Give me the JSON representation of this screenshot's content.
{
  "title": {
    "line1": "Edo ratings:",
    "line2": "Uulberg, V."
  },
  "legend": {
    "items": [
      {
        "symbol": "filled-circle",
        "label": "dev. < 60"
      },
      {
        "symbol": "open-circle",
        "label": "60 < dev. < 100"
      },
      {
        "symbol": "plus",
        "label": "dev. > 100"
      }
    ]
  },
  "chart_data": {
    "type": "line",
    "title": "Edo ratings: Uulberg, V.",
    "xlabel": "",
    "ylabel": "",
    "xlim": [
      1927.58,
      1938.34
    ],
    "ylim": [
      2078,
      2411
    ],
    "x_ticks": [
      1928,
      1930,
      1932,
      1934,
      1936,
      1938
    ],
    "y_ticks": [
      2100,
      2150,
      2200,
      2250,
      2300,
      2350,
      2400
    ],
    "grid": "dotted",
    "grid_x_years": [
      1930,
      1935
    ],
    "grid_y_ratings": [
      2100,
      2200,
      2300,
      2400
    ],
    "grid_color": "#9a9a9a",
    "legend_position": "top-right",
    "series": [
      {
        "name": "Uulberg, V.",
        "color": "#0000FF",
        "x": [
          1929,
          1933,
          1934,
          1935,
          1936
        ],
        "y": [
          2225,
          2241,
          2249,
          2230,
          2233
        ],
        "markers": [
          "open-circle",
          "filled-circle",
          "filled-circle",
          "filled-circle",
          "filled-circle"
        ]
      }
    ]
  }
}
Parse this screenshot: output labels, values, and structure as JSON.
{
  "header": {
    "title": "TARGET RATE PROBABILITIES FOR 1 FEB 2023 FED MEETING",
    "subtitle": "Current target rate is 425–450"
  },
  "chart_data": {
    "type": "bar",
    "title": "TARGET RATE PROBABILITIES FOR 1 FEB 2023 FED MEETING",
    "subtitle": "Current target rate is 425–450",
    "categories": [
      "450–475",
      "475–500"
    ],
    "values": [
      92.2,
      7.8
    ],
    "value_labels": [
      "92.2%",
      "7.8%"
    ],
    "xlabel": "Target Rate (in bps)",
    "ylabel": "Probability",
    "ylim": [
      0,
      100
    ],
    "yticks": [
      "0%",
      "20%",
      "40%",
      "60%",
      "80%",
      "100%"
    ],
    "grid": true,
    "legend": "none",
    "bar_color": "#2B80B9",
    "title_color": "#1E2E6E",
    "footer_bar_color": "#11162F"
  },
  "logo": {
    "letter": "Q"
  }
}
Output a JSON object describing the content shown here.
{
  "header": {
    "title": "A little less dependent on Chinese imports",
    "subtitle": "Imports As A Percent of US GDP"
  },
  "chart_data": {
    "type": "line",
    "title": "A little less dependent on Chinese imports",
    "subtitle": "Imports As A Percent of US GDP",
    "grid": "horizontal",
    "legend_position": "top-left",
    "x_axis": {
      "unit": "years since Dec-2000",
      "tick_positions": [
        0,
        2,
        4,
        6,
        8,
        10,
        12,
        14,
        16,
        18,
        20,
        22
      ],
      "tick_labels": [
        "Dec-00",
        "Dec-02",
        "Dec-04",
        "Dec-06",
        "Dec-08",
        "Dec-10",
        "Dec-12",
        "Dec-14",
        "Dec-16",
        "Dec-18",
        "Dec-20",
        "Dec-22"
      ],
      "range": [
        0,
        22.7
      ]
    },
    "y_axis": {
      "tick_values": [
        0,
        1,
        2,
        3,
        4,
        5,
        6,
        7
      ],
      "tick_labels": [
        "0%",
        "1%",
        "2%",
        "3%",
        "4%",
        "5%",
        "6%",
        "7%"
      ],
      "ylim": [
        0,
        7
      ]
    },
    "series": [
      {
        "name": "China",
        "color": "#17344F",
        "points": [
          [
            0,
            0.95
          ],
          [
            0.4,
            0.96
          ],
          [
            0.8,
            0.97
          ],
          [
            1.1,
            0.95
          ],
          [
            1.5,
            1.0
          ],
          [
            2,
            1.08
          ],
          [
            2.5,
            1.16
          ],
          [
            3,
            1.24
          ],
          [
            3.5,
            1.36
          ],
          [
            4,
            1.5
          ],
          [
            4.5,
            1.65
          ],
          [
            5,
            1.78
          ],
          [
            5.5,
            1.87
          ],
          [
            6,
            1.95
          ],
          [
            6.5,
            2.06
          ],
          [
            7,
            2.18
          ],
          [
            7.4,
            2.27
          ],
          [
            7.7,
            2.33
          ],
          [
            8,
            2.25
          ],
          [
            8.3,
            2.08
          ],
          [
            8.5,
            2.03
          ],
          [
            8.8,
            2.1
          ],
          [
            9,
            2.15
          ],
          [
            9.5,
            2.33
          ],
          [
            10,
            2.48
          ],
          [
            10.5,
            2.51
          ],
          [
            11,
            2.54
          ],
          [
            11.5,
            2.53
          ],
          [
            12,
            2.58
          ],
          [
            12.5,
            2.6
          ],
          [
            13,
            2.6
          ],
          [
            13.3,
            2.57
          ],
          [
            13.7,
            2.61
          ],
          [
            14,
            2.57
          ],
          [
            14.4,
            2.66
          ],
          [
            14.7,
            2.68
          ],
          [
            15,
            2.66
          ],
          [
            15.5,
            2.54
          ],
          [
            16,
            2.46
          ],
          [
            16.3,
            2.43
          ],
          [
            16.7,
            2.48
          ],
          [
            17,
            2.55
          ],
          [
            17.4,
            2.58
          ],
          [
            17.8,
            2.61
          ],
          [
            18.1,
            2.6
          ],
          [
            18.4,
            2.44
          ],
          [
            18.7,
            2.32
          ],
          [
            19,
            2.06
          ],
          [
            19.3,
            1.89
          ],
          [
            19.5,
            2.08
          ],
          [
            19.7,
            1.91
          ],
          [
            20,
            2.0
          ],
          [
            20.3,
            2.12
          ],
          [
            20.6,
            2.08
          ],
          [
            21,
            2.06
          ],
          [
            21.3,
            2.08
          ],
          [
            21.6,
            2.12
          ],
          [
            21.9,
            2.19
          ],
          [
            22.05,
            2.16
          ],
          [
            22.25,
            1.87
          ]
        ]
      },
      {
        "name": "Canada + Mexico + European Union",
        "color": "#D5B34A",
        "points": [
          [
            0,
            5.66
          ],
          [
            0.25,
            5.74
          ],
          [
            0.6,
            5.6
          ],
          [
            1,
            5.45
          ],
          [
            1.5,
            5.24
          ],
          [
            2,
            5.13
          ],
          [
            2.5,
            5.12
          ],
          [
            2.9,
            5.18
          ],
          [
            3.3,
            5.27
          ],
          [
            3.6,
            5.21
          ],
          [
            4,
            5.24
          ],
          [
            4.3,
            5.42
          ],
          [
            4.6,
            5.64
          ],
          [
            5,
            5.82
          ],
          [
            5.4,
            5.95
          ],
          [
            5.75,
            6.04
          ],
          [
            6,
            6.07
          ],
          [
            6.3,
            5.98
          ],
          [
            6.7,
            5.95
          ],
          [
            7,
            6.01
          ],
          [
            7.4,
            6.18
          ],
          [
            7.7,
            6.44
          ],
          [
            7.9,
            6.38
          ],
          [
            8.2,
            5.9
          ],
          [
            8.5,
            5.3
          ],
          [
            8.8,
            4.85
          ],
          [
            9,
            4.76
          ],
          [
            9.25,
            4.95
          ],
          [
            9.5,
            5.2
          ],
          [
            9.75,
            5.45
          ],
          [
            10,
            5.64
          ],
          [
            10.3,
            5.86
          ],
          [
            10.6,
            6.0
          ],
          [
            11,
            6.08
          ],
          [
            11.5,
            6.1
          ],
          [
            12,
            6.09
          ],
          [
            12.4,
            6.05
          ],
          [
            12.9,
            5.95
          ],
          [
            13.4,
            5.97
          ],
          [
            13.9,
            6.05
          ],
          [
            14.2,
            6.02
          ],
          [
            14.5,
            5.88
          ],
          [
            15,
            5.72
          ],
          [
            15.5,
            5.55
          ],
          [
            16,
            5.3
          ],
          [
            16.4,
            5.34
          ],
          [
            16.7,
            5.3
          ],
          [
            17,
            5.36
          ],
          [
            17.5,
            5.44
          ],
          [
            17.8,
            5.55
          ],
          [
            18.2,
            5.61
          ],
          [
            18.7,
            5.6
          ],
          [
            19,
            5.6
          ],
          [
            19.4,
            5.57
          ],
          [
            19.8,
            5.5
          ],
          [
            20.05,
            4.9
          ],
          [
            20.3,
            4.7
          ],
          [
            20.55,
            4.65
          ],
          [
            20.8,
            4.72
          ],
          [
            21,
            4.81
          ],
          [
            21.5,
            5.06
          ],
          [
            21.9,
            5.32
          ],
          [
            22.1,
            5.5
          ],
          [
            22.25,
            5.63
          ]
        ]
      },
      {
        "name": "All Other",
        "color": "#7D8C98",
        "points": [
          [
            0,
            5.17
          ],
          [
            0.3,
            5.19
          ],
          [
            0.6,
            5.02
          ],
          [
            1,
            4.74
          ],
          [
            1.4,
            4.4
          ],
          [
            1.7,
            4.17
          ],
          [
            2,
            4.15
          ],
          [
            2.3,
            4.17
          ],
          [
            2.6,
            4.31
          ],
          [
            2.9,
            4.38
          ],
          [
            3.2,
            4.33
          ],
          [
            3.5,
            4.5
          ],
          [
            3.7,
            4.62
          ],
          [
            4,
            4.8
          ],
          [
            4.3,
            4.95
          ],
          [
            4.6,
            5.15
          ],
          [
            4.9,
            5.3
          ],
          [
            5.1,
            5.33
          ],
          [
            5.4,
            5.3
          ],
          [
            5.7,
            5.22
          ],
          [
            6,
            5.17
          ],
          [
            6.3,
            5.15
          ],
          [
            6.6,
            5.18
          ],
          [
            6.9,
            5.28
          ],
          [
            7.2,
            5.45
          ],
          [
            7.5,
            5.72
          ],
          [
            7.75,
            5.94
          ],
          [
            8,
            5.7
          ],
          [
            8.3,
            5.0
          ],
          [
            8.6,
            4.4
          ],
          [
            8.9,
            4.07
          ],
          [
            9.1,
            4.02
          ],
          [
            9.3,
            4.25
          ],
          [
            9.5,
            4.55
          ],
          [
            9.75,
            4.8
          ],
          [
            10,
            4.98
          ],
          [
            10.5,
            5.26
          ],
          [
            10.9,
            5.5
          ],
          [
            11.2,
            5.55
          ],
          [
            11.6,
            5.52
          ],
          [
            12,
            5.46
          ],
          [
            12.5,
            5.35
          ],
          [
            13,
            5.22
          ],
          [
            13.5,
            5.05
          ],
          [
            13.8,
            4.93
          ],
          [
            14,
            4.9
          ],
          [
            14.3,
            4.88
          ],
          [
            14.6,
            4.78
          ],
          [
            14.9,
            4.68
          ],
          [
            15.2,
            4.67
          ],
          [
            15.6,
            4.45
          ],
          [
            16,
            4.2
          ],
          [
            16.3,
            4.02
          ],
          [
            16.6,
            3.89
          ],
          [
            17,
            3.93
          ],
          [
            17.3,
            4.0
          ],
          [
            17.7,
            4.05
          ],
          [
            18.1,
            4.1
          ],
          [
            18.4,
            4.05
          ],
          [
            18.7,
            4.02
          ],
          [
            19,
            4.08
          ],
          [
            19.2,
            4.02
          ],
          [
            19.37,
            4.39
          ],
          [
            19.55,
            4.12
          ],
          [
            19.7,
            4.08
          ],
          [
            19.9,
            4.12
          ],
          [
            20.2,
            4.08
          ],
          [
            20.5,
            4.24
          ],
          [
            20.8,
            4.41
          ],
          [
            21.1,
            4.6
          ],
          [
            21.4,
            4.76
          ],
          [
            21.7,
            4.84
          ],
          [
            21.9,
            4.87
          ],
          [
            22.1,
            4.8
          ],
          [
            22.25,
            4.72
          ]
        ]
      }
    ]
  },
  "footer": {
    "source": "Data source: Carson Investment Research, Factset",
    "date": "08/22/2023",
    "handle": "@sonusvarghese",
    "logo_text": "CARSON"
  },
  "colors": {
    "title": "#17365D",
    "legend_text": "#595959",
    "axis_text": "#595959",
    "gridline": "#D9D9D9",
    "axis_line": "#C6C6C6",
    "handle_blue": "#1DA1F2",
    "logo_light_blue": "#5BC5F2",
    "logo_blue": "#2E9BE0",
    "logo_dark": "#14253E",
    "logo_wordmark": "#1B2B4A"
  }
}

» Problem to solve:
Note every line above where the string "circle" shows up, and copy those lines.

» Task output:
        "symbol": "filled-circle",
        "symbol": "open-circle",
          "open-circle",
          "filled-circle",
          "filled-circle",
          "filled-circle",
          "filled-circle"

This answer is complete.